Make an exact copy of each entry, leaving out every picture.

**** RECORDS SHOWN

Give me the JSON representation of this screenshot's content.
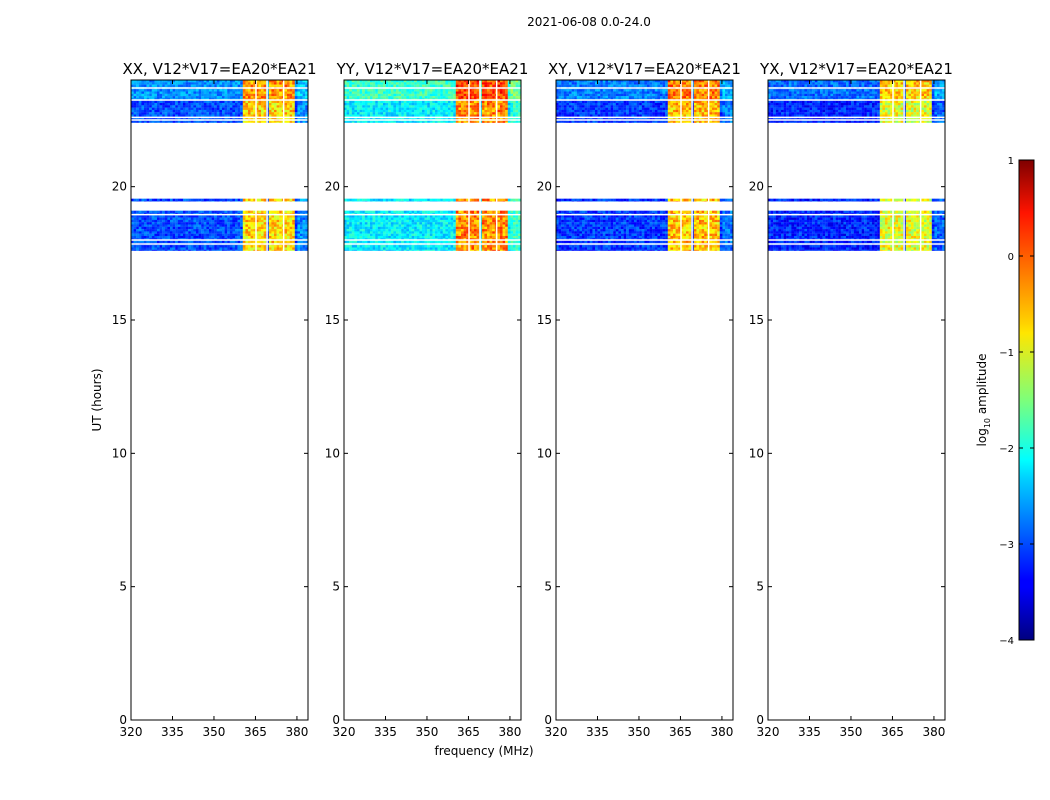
{
  "chart_data": {
    "type": "heatmap",
    "suptitle": "2021-06-08 0.0-24.0",
    "xlabel": "frequency (MHz)",
    "ylabel": "UT (hours)",
    "xlim": [
      320,
      384
    ],
    "ylim": [
      0,
      24
    ],
    "x_ticks": [
      320,
      335,
      350,
      365,
      380
    ],
    "y_ticks": [
      0,
      5,
      10,
      15,
      20
    ],
    "panels": [
      {
        "title": "XX, V12*V17=EA20*EA21",
        "base_level": -3.0,
        "band_level": -0.7
      },
      {
        "title": "YY, V12*V17=EA20*EA21",
        "base_level": -2.2,
        "band_level": -0.3
      },
      {
        "title": "XY, V12*V17=EA20*EA21",
        "base_level": -3.1,
        "band_level": -0.6
      },
      {
        "title": "YX, V12*V17=EA20*EA21",
        "base_level": -3.2,
        "band_level": -1.0
      }
    ],
    "data_time_ranges_hours": [
      [
        17.6,
        19.1
      ],
      [
        19.45,
        19.55
      ],
      [
        22.4,
        24.0
      ]
    ],
    "bright_freq_ranges_mhz": [
      [
        360.5,
        365
      ],
      [
        365.5,
        369
      ],
      [
        369.5,
        375
      ],
      [
        375.5,
        379.5
      ]
    ],
    "colorbar": {
      "label": "log",
      "label_sub": "10",
      "label_rest": " amplitude",
      "range": [
        -4,
        1
      ],
      "ticks": [
        -4,
        -3,
        -2,
        -1,
        0,
        1
      ],
      "tick_labels": [
        "−4",
        "−3",
        "−2",
        "−1",
        "0",
        "1"
      ],
      "colormap": "jet"
    }
  }
}
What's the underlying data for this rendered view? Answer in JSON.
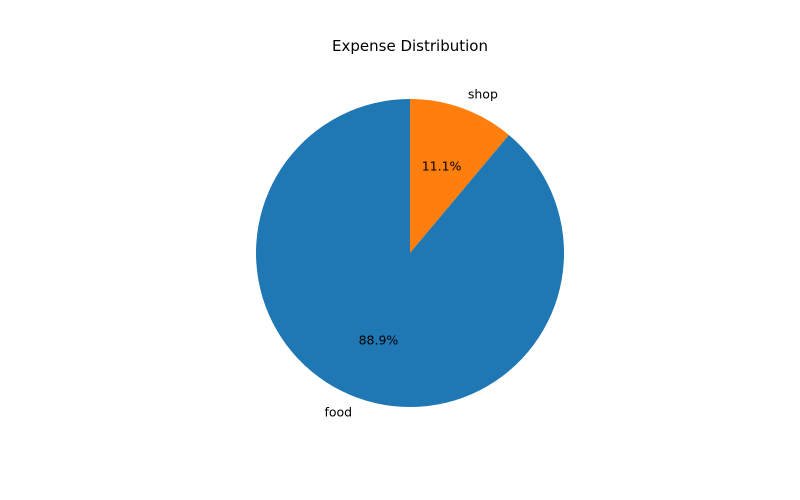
{
  "chart_data": {
    "type": "pie",
    "title": "Expense Distribution",
    "start_angle_deg": 90,
    "direction": "clockwise",
    "legend": "none",
    "slices": [
      {
        "label": "shop",
        "value": 11.1,
        "pct_label": "11.1%",
        "color": "#ff7f0e"
      },
      {
        "label": "food",
        "value": 88.9,
        "pct_label": "88.9%",
        "color": "#1f77b4"
      }
    ]
  }
}
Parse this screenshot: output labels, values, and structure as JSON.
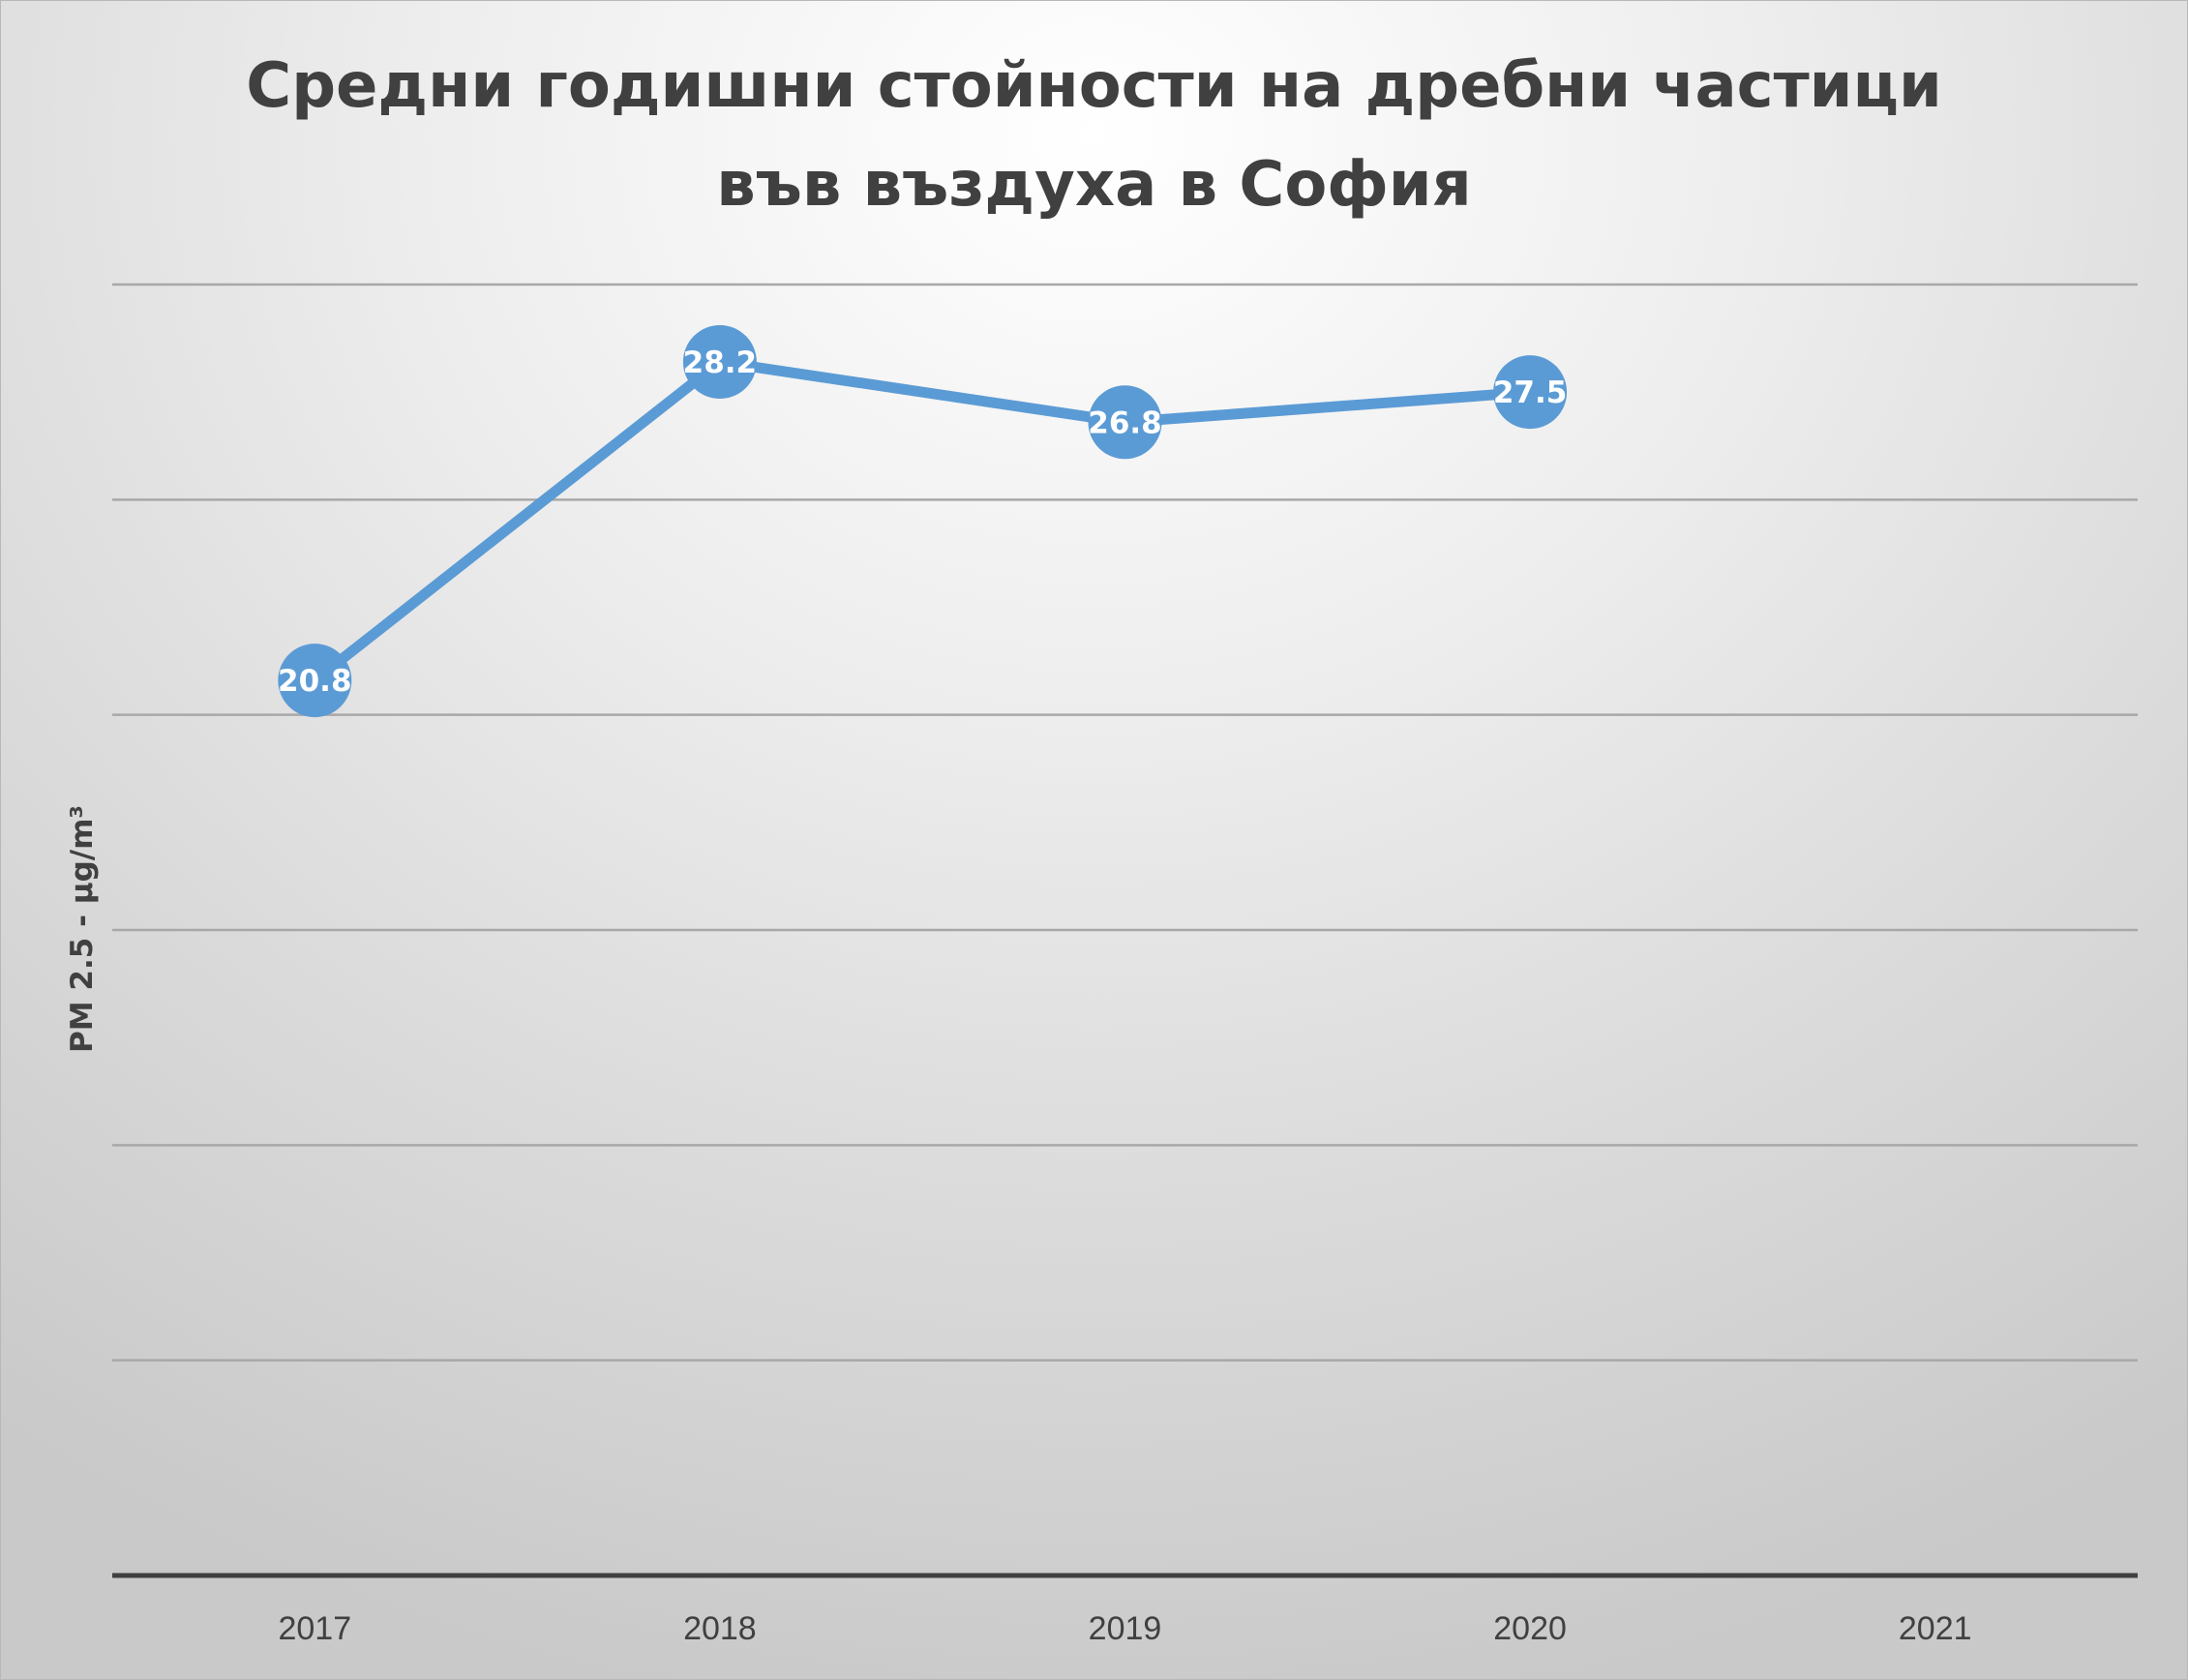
{
  "chart_data": {
    "type": "line",
    "title": [
      "Средни годишни стойности на дребни частици",
      "във въздуха в София"
    ],
    "ylabel": "PM 2.5 - µg/m³",
    "xlabel": "",
    "categories": [
      "2017",
      "2018",
      "2019",
      "2020",
      "2021"
    ],
    "series": [
      {
        "values": [
          20.8,
          28.2,
          26.8,
          27.5,
          null
        ]
      }
    ],
    "data_labels": [
      "20.8",
      "28.2",
      "26.8",
      "27.5",
      ""
    ],
    "ylim": [
      0,
      30
    ],
    "gridlines": [
      5,
      10,
      15,
      20,
      25,
      30
    ],
    "grid": true,
    "legend": "none",
    "colors": {
      "line": "#5b9bd5",
      "grid": "#a8a8a8",
      "axis": "#404040",
      "text": "#404040",
      "label": "#ffffff"
    }
  }
}
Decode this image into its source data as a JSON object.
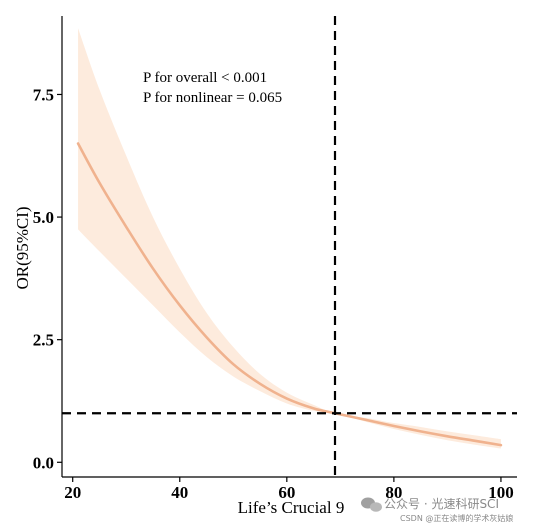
{
  "chart_data": {
    "type": "line",
    "xlabel": "Life’s Crucial 9",
    "ylabel": "OR(95%CI)",
    "xlim": [
      18,
      103
    ],
    "ylim": [
      -0.3,
      9.1
    ],
    "xticks": [
      20,
      40,
      60,
      80,
      100
    ],
    "xtick_labels": [
      "20",
      "40",
      "60",
      "80",
      "100"
    ],
    "yticks": [
      0,
      2.5,
      5,
      7.5
    ],
    "ytick_labels": [
      "0.0",
      "2.5",
      "5.0",
      "7.5"
    ],
    "grid": false,
    "annotations": [
      "P for overall < 0.001",
      "P for nonlinear = 0.065"
    ],
    "reference_lines": {
      "vertical_x": 69,
      "horizontal_y": 1.0
    },
    "series": [
      {
        "x": [
          21,
          25,
          30,
          35,
          40,
          45,
          50,
          55,
          60,
          65,
          69,
          75,
          80,
          85,
          90,
          95,
          100
        ],
        "values": [
          6.5,
          5.7,
          4.8,
          3.95,
          3.2,
          2.55,
          2.0,
          1.6,
          1.3,
          1.1,
          1.0,
          0.86,
          0.74,
          0.63,
          0.53,
          0.44,
          0.35
        ],
        "lower": [
          4.75,
          4.3,
          3.75,
          3.2,
          2.65,
          2.15,
          1.75,
          1.45,
          1.2,
          1.05,
          1.0,
          0.82,
          0.68,
          0.56,
          0.45,
          0.36,
          0.28
        ],
        "upper": [
          8.85,
          7.6,
          6.25,
          5.0,
          3.95,
          3.05,
          2.35,
          1.8,
          1.42,
          1.17,
          1.0,
          0.9,
          0.8,
          0.72,
          0.63,
          0.55,
          0.47
        ]
      }
    ]
  },
  "colors": {
    "line": "#F0B28E",
    "band": "#FDEBDD",
    "axis": "#000000",
    "reference": "#000000"
  },
  "watermark": {
    "line1": "公众号 · 光速科研SCI",
    "line2": "CSDN @正在读博的学术灰姑娘"
  }
}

********

RESPONSE TO THE TASK:
Give me the JSON representation of this screenshot's content.
{
  "chart_data": {
    "type": "heatmap",
    "suptitle": "2021-06-08 0.0-24.0",
    "xlabel": "frequency (MHz)",
    "ylabel": "UT (hours)",
    "xlim": [
      320,
      384
    ],
    "ylim": [
      0,
      24
    ],
    "x_ticks": [
      320,
      335,
      350,
      365,
      380
    ],
    "y_ticks": [
      0,
      5,
      10,
      15,
      20
    ],
    "panels": [
      {
        "title": "XX, V12*V17=EA20*EA21",
        "base_level": -3.0,
        "band_level": -0.7
      },
      {
        "title": "YY, V12*V17=EA20*EA21",
        "base_level": -2.2,
        "band_level": -0.3
      },
      {
        "title": "XY, V12*V17=EA20*EA21",
        "base_level": -3.1,
        "band_level": -0.6
      },
      {
        "title": "YX, V12*V17=EA20*EA21",
        "base_level": -3.2,
        "band_level": -1.0
      }
    ],
    "data_time_ranges_hours": [
      [
        17.6,
        19.1
      ],
      [
        19.45,
        19.55
      ],
      [
        22.4,
        24.0
      ]
    ],
    "bright_freq_ranges_mhz": [
      [
        360.5,
        365
      ],
      [
        365.5,
        369
      ],
      [
        369.5,
        375
      ],
      [
        375.5,
        379.5
      ]
    ],
    "colorbar": {
      "label": "log",
      "label_sub": "10",
      "label_rest": " amplitude",
      "range": [
        -4,
        1
      ],
      "ticks": [
        -4,
        -3,
        -2,
        -1,
        0,
        1
      ],
      "tick_labels": [
        "−4",
        "−3",
        "−2",
        "−1",
        "0",
        "1"
      ],
      "colormap": "jet"
    }
  }
}
What's the underlying data for this rendered view? Answer in JSON.
{
  "chart_data": {
    "type": "pie",
    "title": "Expense Distribution",
    "start_angle_deg": 90,
    "direction": "clockwise",
    "legend": "none",
    "slices": [
      {
        "label": "shop",
        "value": 11.1,
        "pct_label": "11.1%",
        "color": "#ff7f0e"
      },
      {
        "label": "food",
        "value": 88.9,
        "pct_label": "88.9%",
        "color": "#1f77b4"
      }
    ]
  }
}
Parse this screenshot: output labels, values, and structure as JSON.
{
  "chart_data": {
    "type": "line",
    "title": [
      "Средни годишни стойности на дребни частици",
      "във въздуха в София"
    ],
    "ylabel": "PM 2.5 - µg/m³",
    "xlabel": "",
    "categories": [
      "2017",
      "2018",
      "2019",
      "2020",
      "2021"
    ],
    "series": [
      {
        "values": [
          20.8,
          28.2,
          26.8,
          27.5,
          null
        ]
      }
    ],
    "data_labels": [
      "20.8",
      "28.2",
      "26.8",
      "27.5",
      ""
    ],
    "ylim": [
      0,
      30
    ],
    "gridlines": [
      5,
      10,
      15,
      20,
      25,
      30
    ],
    "grid": true,
    "legend": "none",
    "colors": {
      "line": "#5b9bd5",
      "grid": "#a8a8a8",
      "axis": "#404040",
      "text": "#404040",
      "label": "#ffffff"
    }
  }
}
Decode this image into its source data as a JSON object.
{
  "chart_data": {
    "type": "line",
    "xlabel": "Life’s Crucial 9",
    "ylabel": "OR(95%CI)",
    "xlim": [
      18,
      103
    ],
    "ylim": [
      -0.3,
      9.1
    ],
    "xticks": [
      20,
      40,
      60,
      80,
      100
    ],
    "xtick_labels": [
      "20",
      "40",
      "60",
      "80",
      "100"
    ],
    "yticks": [
      0,
      2.5,
      5,
      7.5
    ],
    "ytick_labels": [
      "0.0",
      "2.5",
      "5.0",
      "7.5"
    ],
    "grid": false,
    "annotations": [
      "P for overall < 0.001",
      "P for nonlinear = 0.065"
    ],
    "reference_lines": {
      "vertical_x": 69,
      "horizontal_y": 1.0
    },
    "series": [
      {
        "x": [
          21,
          25,
          30,
          35,
          40,
          45,
          50,
          55,
          60,
          65,
          69,
          75,
          80,
          85,
          90,
          95,
          100
        ],
        "values": [
          6.5,
          5.7,
          4.8,
          3.95,
          3.2,
          2.55,
          2.0,
          1.6,
          1.3,
          1.1,
          1.0,
          0.86,
          0.74,
          0.63,
          0.53,
          0.44,
          0.35
        ],
        "lower": [
          4.75,
          4.3,
          3.75,
          3.2,
          2.65,
          2.15,
          1.75,
          1.45,
          1.2,
          1.05,
          1.0,
          0.82,
          0.68,
          0.56,
          0.45,
          0.36,
          0.28
        ],
        "upper": [
          8.85,
          7.6,
          6.25,
          5.0,
          3.95,
          3.05,
          2.35,
          1.8,
          1.42,
          1.17,
          1.0,
          0.9,
          0.8,
          0.72,
          0.63,
          0.55,
          0.47
        ]
      }
    ]
  },
  "colors": {
    "line": "#F0B28E",
    "band": "#FDEBDD",
    "axis": "#000000",
    "reference": "#000000"
  },
  "watermark": {
    "line1": "公众号 · 光速科研SCI",
    "line2": "CSDN @正在读博的学术灰姑娘"
  }
}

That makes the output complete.